### Tasks to carry out:
A - Retype the stretch of the message about oxygen diffusion from "Date: Tue May" through "defined reaction coordinate.".
B - For each of the following statements, say yes or no to whether it agrees with the message about oxygen diffusion, and quote the words from the message that decide it. (i) The channel runs straight from the active center to the protein surface. (ii) The tunnel has dead end roads along it. (iii) If oxygen diffuses fast enough between the main route and the dead ends, the PMF should be distorted.
[[ Document passage, beginning ]]
From: Jan Saam (saam_at_charite.de)
Date: Tue May 30 2006 - 12:38:05 CDT
Dear Jerome,
the discussion is getting quite interesting.
>>May I bug you with one more question?
>>I'm studying the diffusion of oxygen along a channel in a protein. The
>>channel is not straight but follows despite some kinks roughly along a
>>certain direction from the active center to the protein surface. There
>>are also some "bays" or dead end roads along the tunnel that can be
>>explored by oxygen.
>>
>>Thus, most of the time the gas molecule will not travel exactly along
>>the defined reaction coordinate.
>>Does that mean the following?:
>>
>>a) If distance active center -- O2 is the RC:
>>Oxygen could be temorarily trapped in a dead end road, its hammering
>>against the wall and the adapdive biasing force is cranked up until
>>oxygen breaks through that wall? And even when it's travelling back,
>>finding the right way, the time spent in the side channel will distort
>>my PMF?
>>
>>
>That is, to a certain extent, true. In such cases where the pathway is roughly
>described by the RC, but some details are not resolved, it usually boils down
>to a problem of timescales. If oxygen is able to diffuse fast enough between
>the main route and small dead ends surrounding it, then it will find its wasy
>and the PMF should not be distorted, because the time spent on the right
>pathway will dominate the average. The freedom to move back and forth along
>the way is crucial there. In an SMD simulation, it would be extremely hard
>for a system to return to the right track.
[[ Document passage, end ]]
[[ Given entries, beginning ]]
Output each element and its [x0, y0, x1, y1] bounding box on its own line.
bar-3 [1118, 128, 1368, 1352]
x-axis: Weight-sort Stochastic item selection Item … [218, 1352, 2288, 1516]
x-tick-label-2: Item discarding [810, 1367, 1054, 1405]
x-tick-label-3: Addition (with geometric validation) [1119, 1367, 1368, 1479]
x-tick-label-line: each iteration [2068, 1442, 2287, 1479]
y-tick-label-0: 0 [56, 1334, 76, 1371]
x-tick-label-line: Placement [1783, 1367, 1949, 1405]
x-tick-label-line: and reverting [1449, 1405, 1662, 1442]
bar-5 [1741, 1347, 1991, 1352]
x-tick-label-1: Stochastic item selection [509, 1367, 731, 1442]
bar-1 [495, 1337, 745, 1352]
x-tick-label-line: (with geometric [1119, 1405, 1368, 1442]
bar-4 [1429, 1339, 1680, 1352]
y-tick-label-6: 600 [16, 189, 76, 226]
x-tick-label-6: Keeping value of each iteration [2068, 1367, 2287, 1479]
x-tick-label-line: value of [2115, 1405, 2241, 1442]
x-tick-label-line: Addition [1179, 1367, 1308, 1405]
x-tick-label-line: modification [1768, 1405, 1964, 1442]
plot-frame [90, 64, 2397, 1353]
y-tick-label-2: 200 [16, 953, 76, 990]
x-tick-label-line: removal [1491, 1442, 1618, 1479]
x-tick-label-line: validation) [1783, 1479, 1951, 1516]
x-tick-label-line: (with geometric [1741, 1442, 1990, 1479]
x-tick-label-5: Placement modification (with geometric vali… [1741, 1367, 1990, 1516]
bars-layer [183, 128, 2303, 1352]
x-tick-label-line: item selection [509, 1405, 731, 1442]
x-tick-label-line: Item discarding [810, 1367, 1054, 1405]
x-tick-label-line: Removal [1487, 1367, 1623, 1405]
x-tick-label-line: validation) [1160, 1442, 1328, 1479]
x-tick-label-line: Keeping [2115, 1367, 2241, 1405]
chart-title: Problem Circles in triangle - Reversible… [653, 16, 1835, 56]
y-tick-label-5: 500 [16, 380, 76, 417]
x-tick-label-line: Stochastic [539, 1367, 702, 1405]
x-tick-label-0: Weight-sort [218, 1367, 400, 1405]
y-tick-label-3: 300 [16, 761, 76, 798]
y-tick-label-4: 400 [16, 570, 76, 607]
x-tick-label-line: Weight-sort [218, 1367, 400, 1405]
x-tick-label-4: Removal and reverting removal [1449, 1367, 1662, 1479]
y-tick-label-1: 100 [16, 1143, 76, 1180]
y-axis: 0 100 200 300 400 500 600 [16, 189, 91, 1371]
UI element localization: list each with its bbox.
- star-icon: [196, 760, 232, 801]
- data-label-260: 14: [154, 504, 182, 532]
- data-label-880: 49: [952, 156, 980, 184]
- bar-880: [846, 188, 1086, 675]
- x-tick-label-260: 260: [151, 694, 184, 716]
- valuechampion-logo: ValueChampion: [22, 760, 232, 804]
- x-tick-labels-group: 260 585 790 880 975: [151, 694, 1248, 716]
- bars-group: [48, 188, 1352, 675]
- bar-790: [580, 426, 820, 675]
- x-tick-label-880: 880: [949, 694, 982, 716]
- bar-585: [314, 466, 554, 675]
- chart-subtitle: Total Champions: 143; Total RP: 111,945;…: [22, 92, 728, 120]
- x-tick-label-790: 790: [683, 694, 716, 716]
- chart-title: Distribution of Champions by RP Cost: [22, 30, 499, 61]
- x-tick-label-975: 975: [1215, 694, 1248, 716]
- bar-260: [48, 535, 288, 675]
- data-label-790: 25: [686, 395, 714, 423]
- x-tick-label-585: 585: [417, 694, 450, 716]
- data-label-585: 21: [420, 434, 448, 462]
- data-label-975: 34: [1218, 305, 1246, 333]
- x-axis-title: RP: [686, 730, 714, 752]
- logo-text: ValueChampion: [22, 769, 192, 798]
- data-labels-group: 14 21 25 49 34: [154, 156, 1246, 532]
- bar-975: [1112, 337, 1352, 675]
[[ Given entries, end ]]
### Responses to the exercise:
A -
Date: Tue May 30 2006 - 12:38:05 CDT
Dear Jerome,
the discussion is getting quite interesting.
>>May I bug you with one more question?
>>I'm studying the diffusion of oxygen along a channel in a protein. The
>>channel is not straight but follows despite some kinks roughly along a
>>certain direction from the active center to the protein surface. There
>>are also some "bays" or dead end roads along the tunnel that can be
>>explored by oxygen.
>>
>>Thus, most of the time the gas molecule will not travel exactly along
>>the defined reaction coordinate.

B -
(i) No: "channel is not straight"
(ii) Yes: "dead end roads along the tunnel"
(iii) No: "the PMF should not be distorted"